• INSTRUCTIONS TO FOLLOW:
Restate the full set of records exactly, without adding or dropping a word.

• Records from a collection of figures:

[start]

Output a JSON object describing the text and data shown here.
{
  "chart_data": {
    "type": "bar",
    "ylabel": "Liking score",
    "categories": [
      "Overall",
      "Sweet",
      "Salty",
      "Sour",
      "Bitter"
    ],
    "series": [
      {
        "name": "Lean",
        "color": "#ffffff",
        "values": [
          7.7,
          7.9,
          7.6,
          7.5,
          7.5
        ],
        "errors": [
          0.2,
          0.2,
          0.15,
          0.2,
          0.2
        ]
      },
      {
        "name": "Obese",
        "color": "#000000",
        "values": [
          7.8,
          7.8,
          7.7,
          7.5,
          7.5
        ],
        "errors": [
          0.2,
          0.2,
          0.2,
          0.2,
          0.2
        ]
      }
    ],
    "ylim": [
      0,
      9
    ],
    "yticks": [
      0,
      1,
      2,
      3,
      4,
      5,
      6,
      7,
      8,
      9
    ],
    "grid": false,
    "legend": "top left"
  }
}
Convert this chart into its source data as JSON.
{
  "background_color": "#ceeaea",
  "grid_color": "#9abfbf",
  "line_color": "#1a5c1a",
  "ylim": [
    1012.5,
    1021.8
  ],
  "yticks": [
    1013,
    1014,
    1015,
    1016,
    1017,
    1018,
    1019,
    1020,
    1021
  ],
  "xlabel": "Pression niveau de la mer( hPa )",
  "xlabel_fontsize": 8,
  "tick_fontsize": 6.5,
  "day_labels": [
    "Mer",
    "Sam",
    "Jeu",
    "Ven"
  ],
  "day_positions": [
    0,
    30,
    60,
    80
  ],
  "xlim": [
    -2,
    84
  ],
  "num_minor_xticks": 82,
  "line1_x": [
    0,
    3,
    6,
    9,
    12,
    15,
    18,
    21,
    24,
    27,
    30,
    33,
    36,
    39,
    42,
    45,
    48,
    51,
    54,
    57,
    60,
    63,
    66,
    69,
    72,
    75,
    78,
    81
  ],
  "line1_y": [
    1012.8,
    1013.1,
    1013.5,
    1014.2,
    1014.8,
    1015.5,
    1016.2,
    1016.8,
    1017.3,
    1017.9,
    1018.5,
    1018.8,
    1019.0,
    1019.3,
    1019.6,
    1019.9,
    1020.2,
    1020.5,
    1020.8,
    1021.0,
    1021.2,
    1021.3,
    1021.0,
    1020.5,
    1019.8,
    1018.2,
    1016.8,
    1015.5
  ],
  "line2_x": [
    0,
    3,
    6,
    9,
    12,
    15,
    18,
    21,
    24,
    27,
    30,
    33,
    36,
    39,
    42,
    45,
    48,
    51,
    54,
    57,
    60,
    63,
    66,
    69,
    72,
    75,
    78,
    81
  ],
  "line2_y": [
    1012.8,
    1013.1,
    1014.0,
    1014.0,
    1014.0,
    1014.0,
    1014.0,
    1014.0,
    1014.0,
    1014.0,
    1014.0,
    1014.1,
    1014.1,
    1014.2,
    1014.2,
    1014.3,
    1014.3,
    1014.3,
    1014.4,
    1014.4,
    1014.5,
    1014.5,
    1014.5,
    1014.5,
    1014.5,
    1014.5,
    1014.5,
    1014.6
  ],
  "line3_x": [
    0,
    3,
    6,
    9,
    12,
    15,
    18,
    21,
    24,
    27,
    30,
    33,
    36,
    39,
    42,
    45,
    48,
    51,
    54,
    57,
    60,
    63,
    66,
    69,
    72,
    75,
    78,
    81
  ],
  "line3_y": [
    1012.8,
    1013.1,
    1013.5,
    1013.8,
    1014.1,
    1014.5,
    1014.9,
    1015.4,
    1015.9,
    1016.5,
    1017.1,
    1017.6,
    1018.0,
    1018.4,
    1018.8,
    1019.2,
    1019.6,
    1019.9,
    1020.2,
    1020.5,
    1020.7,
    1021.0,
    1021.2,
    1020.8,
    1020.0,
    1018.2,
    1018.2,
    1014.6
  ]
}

[end]

• FINAL ANSWER:
Output a JSON object describing the text and data shown here.
{
  "chart_data": {
    "type": "bar",
    "ylabel": "Liking score",
    "categories": [
      "Overall",
      "Sweet",
      "Salty",
      "Sour",
      "Bitter"
    ],
    "series": [
      {
        "name": "Lean",
        "color": "#ffffff",
        "values": [
          7.7,
          7.9,
          7.6,
          7.5,
          7.5
        ],
        "errors": [
          0.2,
          0.2,
          0.15,
          0.2,
          0.2
        ]
      },
      {
        "name": "Obese",
        "color": "#000000",
        "values": [
          7.8,
          7.8,
          7.7,
          7.5,
          7.5
        ],
        "errors": [
          0.2,
          0.2,
          0.2,
          0.2,
          0.2
        ]
      }
    ],
    "ylim": [
      0,
      9
    ],
    "yticks": [
      0,
      1,
      2,
      3,
      4,
      5,
      6,
      7,
      8,
      9
    ],
    "grid": false,
    "legend": "top left"
  }
}
Convert this chart into its source data as JSON.
{
  "background_color": "#ceeaea",
  "grid_color": "#9abfbf",
  "line_color": "#1a5c1a",
  "ylim": [
    1012.5,
    1021.8
  ],
  "yticks": [
    1013,
    1014,
    1015,
    1016,
    1017,
    1018,
    1019,
    1020,
    1021
  ],
  "xlabel": "Pression niveau de la mer( hPa )",
  "xlabel_fontsize": 8,
  "tick_fontsize": 6.5,
  "day_labels": [
    "Mer",
    "Sam",
    "Jeu",
    "Ven"
  ],
  "day_positions": [
    0,
    30,
    60,
    80
  ],
  "xlim": [
    -2,
    84
  ],
  "num_minor_xticks": 82,
  "line1_x": [
    0,
    3,
    6,
    9,
    12,
    15,
    18,
    21,
    24,
    27,
    30,
    33,
    36,
    39,
    42,
    45,
    48,
    51,
    54,
    57,
    60,
    63,
    66,
    69,
    72,
    75,
    78,
    81
  ],
  "line1_y": [
    1012.8,
    1013.1,
    1013.5,
    1014.2,
    1014.8,
    1015.5,
    1016.2,
    1016.8,
    1017.3,
    1017.9,
    1018.5,
    1018.8,
    1019.0,
    1019.3,
    1019.6,
    1019.9,
    1020.2,
    1020.5,
    1020.8,
    1021.0,
    1021.2,
    1021.3,
    1021.0,
    1020.5,
    1019.8,
    1018.2,
    1016.8,
    1015.5
  ],
  "line2_x": [
    0,
    3,
    6,
    9,
    12,
    15,
    18,
    21,
    24,
    27,
    30,
    33,
    36,
    39,
    42,
    45,
    48,
    51,
    54,
    57,
    60,
    63,
    66,
    69,
    72,
    75,
    78,
    81
  ],
  "line2_y": [
    1012.8,
    1013.1,
    1014.0,
    1014.0,
    1014.0,
    1014.0,
    1014.0,
    1014.0,
    1014.0,
    1014.0,
    1014.0,
    1014.1,
    1014.1,
    1014.2,
    1014.2,
    1014.3,
    1014.3,
    1014.3,
    1014.4,
    1014.4,
    1014.5,
    1014.5,
    1014.5,
    1014.5,
    1014.5,
    1014.5,
    1014.5,
    1014.6
  ],
  "line3_x": [
    0,
    3,
    6,
    9,
    12,
    15,
    18,
    21,
    24,
    27,
    30,
    33,
    36,
    39,
    42,
    45,
    48,
    51,
    54,
    57,
    60,
    63,
    66,
    69,
    72,
    75,
    78,
    81
  ],
  "line3_y": [
    1012.8,
    1013.1,
    1013.5,
    1013.8,
    1014.1,
    1014.5,
    1014.9,
    1015.4,
    1015.9,
    1016.5,
    1017.1,
    1017.6,
    1018.0,
    1018.4,
    1018.8,
    1019.2,
    1019.6,
    1019.9,
    1020.2,
    1020.5,
    1020.7,
    1021.0,
    1021.2,
    1020.8,
    1020.0,
    1018.2,
    1018.2,
    1014.6
  ]
}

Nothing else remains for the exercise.